◆ **Excerpt to read**:
#####

Bhandaria (ভাণ্ডারিয়া) is an upazila of Pirojpur District in the Division of Barisal, Bangladesh.

==Geography==
Bhandaria is located at . It has 27,969 households and a total area of 163.56 km^{2}.

==Demographics==

Bhandaria Upazila mauza geocode map

According to the 2022 Bangladeshi census, Bhandaria Upazila had 41,365 households and a population of 163,654. 9.51% of the population were under 5 years of age. Bhandaria had a literacy rate (age 7 and over) of 84.51%: 85.01% for males and 84.04% for females, and a sex ratio of 95.36 males for every 100 females. 51,240 (31.31%) lived in urban areas.

According to the 2011 Census of Bangladesh, Bhandaria Upazila had 34,338 households and a population of 148,159. 34,318 (23.16%) were under 10 years of age. Bhandaria has a literacy rate (age 7 and over) of 67.7%, compared to the national average of 51.8%, and a sex ratio of 1050 females per 1000 males. 25,260 (17.05%) lived in urban areas.

According to the 1991 Bangladesh census, Bhandaria had a population of 145,233. Males constituted 50.34% of the population, and females 49.66%. The population aged 18 or over was 74,509. Bhandaria had an average literacy rate of 51.9% (7+ years), compared to the national average of 32.4%.

==Administration==
UNO: Md. Easin Arafat Rana.

Bhandaria Upazila is divided into seven union parishads: Bhandaria, Bhitabaria, Dhaoa, Gouripur, Ikri, Nudmulla, and Telikhali. The union parishads are subdivided into 37 mauzas and 45 villages.

#####

◆ **Data extracts**:
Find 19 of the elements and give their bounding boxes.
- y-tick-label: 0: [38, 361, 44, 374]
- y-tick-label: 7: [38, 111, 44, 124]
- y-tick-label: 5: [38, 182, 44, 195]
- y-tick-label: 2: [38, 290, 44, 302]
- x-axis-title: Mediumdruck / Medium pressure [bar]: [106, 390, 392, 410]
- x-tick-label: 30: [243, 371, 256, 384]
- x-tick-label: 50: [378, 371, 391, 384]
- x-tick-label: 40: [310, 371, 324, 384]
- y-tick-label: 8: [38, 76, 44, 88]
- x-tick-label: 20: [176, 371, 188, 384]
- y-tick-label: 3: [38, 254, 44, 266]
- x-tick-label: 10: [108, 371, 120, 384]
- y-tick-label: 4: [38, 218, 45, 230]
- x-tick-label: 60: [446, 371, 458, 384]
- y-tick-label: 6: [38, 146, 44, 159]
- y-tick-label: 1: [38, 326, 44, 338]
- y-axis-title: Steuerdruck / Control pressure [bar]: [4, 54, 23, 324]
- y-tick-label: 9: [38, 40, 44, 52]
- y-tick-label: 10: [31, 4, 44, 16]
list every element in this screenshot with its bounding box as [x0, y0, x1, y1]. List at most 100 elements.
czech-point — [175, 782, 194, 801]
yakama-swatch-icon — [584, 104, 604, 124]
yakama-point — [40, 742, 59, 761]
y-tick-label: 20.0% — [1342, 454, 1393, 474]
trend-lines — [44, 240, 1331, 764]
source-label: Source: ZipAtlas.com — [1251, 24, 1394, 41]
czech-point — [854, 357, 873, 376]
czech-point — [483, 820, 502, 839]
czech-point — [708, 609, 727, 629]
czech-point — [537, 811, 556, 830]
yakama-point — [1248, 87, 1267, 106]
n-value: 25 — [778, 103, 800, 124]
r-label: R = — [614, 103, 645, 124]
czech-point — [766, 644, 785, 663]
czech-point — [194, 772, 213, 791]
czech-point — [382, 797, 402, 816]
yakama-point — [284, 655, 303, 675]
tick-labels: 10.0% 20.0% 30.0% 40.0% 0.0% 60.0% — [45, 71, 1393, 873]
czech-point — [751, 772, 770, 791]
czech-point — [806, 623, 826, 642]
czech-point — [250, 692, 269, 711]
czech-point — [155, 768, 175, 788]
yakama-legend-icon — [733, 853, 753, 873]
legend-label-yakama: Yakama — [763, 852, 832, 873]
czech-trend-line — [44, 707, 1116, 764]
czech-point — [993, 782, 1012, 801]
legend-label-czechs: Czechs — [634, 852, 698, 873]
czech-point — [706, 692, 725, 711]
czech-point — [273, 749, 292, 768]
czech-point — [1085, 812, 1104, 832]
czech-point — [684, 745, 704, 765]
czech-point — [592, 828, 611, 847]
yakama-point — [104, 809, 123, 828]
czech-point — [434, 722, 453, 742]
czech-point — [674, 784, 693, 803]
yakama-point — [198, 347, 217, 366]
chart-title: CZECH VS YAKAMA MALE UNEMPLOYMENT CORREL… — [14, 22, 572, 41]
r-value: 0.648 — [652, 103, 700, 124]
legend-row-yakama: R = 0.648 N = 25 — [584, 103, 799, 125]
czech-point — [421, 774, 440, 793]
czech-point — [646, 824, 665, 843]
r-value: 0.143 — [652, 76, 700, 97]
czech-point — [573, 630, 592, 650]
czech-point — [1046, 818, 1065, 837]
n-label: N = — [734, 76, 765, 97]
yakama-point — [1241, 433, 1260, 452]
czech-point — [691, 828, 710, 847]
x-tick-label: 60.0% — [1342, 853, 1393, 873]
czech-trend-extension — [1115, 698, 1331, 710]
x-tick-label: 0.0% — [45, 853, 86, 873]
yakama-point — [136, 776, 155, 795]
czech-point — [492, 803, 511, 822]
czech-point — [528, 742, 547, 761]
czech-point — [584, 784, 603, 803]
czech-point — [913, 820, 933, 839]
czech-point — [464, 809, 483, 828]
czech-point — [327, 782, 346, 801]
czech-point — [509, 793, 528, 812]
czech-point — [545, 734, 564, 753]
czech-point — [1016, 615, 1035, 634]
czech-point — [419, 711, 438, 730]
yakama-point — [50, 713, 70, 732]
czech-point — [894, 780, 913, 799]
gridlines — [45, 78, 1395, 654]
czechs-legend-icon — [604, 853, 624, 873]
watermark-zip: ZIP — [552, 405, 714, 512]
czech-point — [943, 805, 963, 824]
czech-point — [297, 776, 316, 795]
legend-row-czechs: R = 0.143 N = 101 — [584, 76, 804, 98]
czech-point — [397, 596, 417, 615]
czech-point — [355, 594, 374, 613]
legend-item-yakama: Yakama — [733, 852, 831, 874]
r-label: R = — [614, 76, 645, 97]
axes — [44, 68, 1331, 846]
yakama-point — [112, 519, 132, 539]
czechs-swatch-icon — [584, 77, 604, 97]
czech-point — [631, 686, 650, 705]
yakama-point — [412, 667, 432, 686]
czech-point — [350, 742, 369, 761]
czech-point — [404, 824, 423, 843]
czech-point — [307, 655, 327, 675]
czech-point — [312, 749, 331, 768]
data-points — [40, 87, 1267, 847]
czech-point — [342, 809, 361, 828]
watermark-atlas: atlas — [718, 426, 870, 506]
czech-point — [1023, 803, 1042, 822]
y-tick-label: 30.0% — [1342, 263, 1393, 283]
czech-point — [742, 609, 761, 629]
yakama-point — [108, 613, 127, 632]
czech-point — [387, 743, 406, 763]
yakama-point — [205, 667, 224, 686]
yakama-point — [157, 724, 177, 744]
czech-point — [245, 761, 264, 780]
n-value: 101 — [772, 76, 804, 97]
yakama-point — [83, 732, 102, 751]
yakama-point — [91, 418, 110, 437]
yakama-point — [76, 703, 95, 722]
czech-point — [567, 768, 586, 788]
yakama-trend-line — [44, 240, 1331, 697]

#####

◆ **Aim of the task**: Please reproduce, word for word, the part of the article on Bhandaria that opens with the words containing "According to the 2011" and closes with "Easin Arafat Rana.". The records above are separate from the article on Bhandaria.

◆ **Exercise answer**:
According to the 2011 Census of Bangladesh, Bhandaria Upazila had 34,338 households and a population of 148,159. 34,318 (23.16%) were under 10 years of age. Bhandaria has a literacy rate (age 7 and over) of 67.7%, compared to the national average of 51.8%, and a sex ratio of 1050 females per 1000 males. 25,260 (17.05%) lived in urban areas.

According to the 1991 Bangladesh census, Bhandaria had a population of 145,233. Males constituted 50.34% of the population, and females 49.66%. The population aged 18 or over was 74,509. Bhandaria had an average literacy rate of 51.9% (7+ years), compared to the national average of 32.4%.

==Administration==
UNO: Md. Easin Arafat Rana.